Instructions to follow: For the listing underneath, give the count of lines containing the string "JSON" and nothing further.

= = = = =

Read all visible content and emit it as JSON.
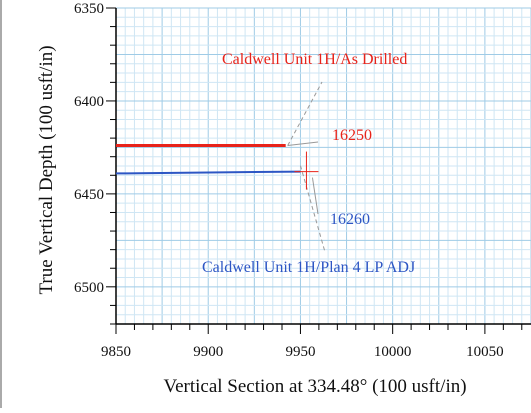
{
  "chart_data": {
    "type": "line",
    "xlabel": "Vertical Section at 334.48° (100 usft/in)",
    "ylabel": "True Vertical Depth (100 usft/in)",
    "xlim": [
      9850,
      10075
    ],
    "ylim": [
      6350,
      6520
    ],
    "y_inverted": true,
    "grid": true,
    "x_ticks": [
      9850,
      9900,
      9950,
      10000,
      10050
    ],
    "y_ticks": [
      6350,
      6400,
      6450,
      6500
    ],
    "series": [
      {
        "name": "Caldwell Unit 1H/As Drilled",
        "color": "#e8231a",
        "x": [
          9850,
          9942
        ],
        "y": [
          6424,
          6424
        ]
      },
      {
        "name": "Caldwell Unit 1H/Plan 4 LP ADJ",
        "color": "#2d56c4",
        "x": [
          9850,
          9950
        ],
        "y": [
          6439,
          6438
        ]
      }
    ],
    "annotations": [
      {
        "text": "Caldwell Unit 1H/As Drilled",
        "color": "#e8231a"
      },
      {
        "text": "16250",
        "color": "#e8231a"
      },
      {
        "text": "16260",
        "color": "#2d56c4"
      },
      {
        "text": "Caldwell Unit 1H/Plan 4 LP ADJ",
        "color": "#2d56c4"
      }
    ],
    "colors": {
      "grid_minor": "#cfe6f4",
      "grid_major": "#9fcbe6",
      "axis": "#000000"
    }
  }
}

= = = = =

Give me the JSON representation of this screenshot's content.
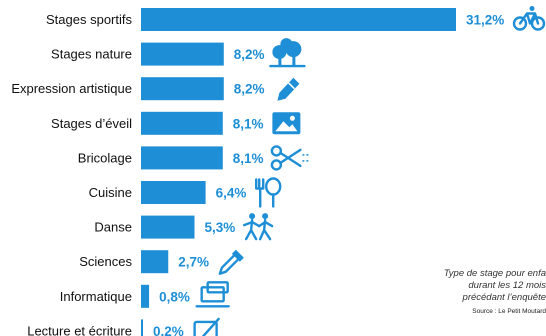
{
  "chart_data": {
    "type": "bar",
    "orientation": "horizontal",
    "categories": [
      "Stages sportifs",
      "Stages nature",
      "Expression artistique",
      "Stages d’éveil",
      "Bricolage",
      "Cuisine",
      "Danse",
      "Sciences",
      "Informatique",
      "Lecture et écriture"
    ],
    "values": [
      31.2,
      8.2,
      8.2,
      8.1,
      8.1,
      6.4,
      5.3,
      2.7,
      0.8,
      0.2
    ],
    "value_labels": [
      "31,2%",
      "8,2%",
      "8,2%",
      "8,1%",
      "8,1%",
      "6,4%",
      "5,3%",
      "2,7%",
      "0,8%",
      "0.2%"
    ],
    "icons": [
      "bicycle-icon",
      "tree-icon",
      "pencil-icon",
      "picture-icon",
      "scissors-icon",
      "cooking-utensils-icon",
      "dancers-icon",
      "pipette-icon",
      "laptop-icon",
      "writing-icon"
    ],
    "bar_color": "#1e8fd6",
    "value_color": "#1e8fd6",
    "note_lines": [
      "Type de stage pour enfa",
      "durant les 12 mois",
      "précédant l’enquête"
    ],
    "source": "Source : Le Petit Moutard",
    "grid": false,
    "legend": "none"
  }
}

= = = = =

Exercise output: 2